(Layout region records)
---------------

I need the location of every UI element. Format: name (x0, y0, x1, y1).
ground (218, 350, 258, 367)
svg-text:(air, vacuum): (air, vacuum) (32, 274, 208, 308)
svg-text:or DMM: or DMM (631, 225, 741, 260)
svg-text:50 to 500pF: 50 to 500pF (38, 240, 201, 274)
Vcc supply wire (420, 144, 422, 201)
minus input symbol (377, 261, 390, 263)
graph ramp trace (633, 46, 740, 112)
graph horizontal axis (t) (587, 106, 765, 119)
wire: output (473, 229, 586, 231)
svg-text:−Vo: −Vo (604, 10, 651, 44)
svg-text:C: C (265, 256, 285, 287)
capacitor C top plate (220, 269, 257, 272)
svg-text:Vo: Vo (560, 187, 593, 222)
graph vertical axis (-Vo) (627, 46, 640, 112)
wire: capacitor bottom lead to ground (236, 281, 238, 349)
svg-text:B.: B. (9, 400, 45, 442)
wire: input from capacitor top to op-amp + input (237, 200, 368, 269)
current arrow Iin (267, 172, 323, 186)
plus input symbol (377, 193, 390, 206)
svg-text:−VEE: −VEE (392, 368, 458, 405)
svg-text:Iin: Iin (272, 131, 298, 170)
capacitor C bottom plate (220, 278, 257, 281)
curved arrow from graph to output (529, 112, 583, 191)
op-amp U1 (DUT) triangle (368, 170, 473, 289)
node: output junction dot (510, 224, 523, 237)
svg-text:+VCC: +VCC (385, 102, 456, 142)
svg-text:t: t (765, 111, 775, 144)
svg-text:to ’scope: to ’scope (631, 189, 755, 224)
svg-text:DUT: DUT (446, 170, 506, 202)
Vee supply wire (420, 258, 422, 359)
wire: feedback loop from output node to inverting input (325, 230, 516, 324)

---------------

# EXERCISE BRIEF
Pick out every item above that contains the word "capacitor" and copy each one in full.

# SOLUTION
capacitor C top plate (220, 269, 257, 272)
wire: capacitor bottom lead to ground (236, 281, 238, 349)
wire: input from capacitor top to op-amp + input (237, 200, 368, 269)
capacitor C bottom plate (220, 278, 257, 281)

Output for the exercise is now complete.